++++ INFORMATION GIVEN

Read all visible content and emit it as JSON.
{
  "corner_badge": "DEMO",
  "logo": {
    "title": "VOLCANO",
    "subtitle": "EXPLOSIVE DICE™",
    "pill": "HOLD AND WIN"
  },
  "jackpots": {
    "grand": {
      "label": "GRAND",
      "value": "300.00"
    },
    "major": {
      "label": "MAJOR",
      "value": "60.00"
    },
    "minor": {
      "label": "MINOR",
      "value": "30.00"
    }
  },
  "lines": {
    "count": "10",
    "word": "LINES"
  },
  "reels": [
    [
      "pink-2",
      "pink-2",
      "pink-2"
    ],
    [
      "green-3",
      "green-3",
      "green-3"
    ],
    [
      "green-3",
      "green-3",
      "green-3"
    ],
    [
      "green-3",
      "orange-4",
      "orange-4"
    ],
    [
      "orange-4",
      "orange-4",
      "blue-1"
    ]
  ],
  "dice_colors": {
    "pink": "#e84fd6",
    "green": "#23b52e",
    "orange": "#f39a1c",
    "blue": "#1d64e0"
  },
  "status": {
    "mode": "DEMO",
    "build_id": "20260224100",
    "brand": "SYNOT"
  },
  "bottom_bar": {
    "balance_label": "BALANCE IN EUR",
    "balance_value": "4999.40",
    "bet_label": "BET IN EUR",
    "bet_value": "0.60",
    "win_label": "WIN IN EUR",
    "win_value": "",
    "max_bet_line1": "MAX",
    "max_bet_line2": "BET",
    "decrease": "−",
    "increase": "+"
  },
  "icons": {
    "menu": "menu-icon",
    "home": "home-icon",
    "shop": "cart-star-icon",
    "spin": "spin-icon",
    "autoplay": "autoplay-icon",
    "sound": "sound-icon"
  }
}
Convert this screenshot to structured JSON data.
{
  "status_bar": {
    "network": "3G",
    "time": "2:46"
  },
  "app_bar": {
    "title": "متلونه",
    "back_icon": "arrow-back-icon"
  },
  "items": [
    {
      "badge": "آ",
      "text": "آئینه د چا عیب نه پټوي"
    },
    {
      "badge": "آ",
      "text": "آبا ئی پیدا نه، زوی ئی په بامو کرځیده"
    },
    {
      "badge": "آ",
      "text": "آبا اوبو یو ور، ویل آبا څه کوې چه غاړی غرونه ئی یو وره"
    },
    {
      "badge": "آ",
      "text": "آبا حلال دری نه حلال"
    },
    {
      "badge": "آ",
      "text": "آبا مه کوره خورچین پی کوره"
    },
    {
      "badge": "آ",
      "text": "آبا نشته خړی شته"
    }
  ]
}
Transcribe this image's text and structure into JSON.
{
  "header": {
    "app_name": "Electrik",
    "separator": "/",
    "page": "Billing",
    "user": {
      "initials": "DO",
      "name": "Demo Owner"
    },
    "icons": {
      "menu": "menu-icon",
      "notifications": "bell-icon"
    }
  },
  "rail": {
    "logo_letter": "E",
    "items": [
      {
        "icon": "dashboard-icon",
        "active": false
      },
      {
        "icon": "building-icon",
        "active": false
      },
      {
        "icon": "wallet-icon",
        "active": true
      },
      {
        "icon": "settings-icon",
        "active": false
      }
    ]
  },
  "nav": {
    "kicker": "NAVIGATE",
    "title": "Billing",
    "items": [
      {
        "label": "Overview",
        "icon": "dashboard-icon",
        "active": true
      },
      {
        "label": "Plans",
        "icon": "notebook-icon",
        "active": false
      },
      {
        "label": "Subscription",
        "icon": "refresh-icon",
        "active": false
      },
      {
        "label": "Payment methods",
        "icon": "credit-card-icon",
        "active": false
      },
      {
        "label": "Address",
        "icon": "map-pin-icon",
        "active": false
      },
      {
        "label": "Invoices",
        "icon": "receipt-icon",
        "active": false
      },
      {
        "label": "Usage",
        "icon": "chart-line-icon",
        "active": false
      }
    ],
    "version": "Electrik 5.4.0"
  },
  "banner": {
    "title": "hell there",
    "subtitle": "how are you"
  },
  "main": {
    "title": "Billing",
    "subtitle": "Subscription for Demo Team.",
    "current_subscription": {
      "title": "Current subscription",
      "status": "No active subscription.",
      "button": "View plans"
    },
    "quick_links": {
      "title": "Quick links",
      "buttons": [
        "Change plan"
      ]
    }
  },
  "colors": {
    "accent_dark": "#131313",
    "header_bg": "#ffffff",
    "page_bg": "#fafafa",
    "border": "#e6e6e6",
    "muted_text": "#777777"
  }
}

++++++++

CHALLENGE
Your task is to retype all the records above with nothing left out.

SOLUTION
Read all visible content and emit it as JSON.
{
  "corner_badge": "DEMO",
  "logo": {
    "title": "VOLCANO",
    "subtitle": "EXPLOSIVE DICE™",
    "pill": "HOLD AND WIN"
  },
  "jackpots": {
    "grand": {
      "label": "GRAND",
      "value": "300.00"
    },
    "major": {
      "label": "MAJOR",
      "value": "60.00"
    },
    "minor": {
      "label": "MINOR",
      "value": "30.00"
    }
  },
  "lines": {
    "count": "10",
    "word": "LINES"
  },
  "reels": [
    [
      "pink-2",
      "pink-2",
      "pink-2"
    ],
    [
      "green-3",
      "green-3",
      "green-3"
    ],
    [
      "green-3",
      "green-3",
      "green-3"
    ],
    [
      "green-3",
      "orange-4",
      "orange-4"
    ],
    [
      "orange-4",
      "orange-4",
      "blue-1"
    ]
  ],
  "dice_colors": {
    "pink": "#e84fd6",
    "green": "#23b52e",
    "orange": "#f39a1c",
    "blue": "#1d64e0"
  },
  "status": {
    "mode": "DEMO",
    "build_id": "20260224100",
    "brand": "SYNOT"
  },
  "bottom_bar": {
    "balance_label": "BALANCE IN EUR",
    "balance_value": "4999.40",
    "bet_label": "BET IN EUR",
    "bet_value": "0.60",
    "win_label": "WIN IN EUR",
    "win_value": "",
    "max_bet_line1": "MAX",
    "max_bet_line2": "BET",
    "decrease": "−",
    "increase": "+"
  },
  "icons": {
    "menu": "menu-icon",
    "home": "home-icon",
    "shop": "cart-star-icon",
    "spin": "spin-icon",
    "autoplay": "autoplay-icon",
    "sound": "sound-icon"
  }
}
Convert this screenshot to structured JSON data.
{
  "status_bar": {
    "network": "3G",
    "time": "2:46"
  },
  "app_bar": {
    "title": "متلونه",
    "back_icon": "arrow-back-icon"
  },
  "items": [
    {
      "badge": "آ",
      "text": "آئینه د چا عیب نه پټوي"
    },
    {
      "badge": "آ",
      "text": "آبا ئی پیدا نه، زوی ئی په بامو کرځیده"
    },
    {
      "badge": "آ",
      "text": "آبا اوبو یو ور، ویل آبا څه کوې چه غاړی غرونه ئی یو وره"
    },
    {
      "badge": "آ",
      "text": "آبا حلال دری نه حلال"
    },
    {
      "badge": "آ",
      "text": "آبا مه کوره خورچین پی کوره"
    },
    {
      "badge": "آ",
      "text": "آبا نشته خړی شته"
    }
  ]
}
Transcribe this image's text and structure into JSON.
{
  "header": {
    "app_name": "Electrik",
    "separator": "/",
    "page": "Billing",
    "user": {
      "initials": "DO",
      "name": "Demo Owner"
    },
    "icons": {
      "menu": "menu-icon",
      "notifications": "bell-icon"
    }
  },
  "rail": {
    "logo_letter": "E",
    "items": [
      {
        "icon": "dashboard-icon",
        "active": false
      },
      {
        "icon": "building-icon",
        "active": false
      },
      {
        "icon": "wallet-icon",
        "active": true
      },
      {
        "icon": "settings-icon",
        "active": false
      }
    ]
  },
  "nav": {
    "kicker": "NAVIGATE",
    "title": "Billing",
    "items": [
      {
        "label": "Overview",
        "icon": "dashboard-icon",
        "active": true
      },
      {
        "label": "Plans",
        "icon": "notebook-icon",
        "active": false
      },
      {
        "label": "Subscription",
        "icon": "refresh-icon",
        "active": false
      },
      {
        "label": "Payment methods",
        "icon": "credit-card-icon",
        "active": false
      },
      {
        "label": "Address",
        "icon": "map-pin-icon",
        "active": false
      },
      {
        "label": "Invoices",
        "icon": "receipt-icon",
        "active": false
      },
      {
        "label": "Usage",
        "icon": "chart-line-icon",
        "active": false
      }
    ],
    "version": "Electrik 5.4.0"
  },
  "banner": {
    "title": "hell there",
    "subtitle": "how are you"
  },
  "main": {
    "title": "Billing",
    "subtitle": "Subscription for Demo Team.",
    "current_subscription": {
      "title": "Current subscription",
      "status": "No active subscription.",
      "button": "View plans"
    },
    "quick_links": {
      "title": "Quick links",
      "buttons": [
        "Change plan"
      ]
    }
  },
  "colors": {
    "accent_dark": "#131313",
    "header_bg": "#ffffff",
    "page_bg": "#fafafa",
    "border": "#e6e6e6",
    "muted_text": "#777777"
  }
}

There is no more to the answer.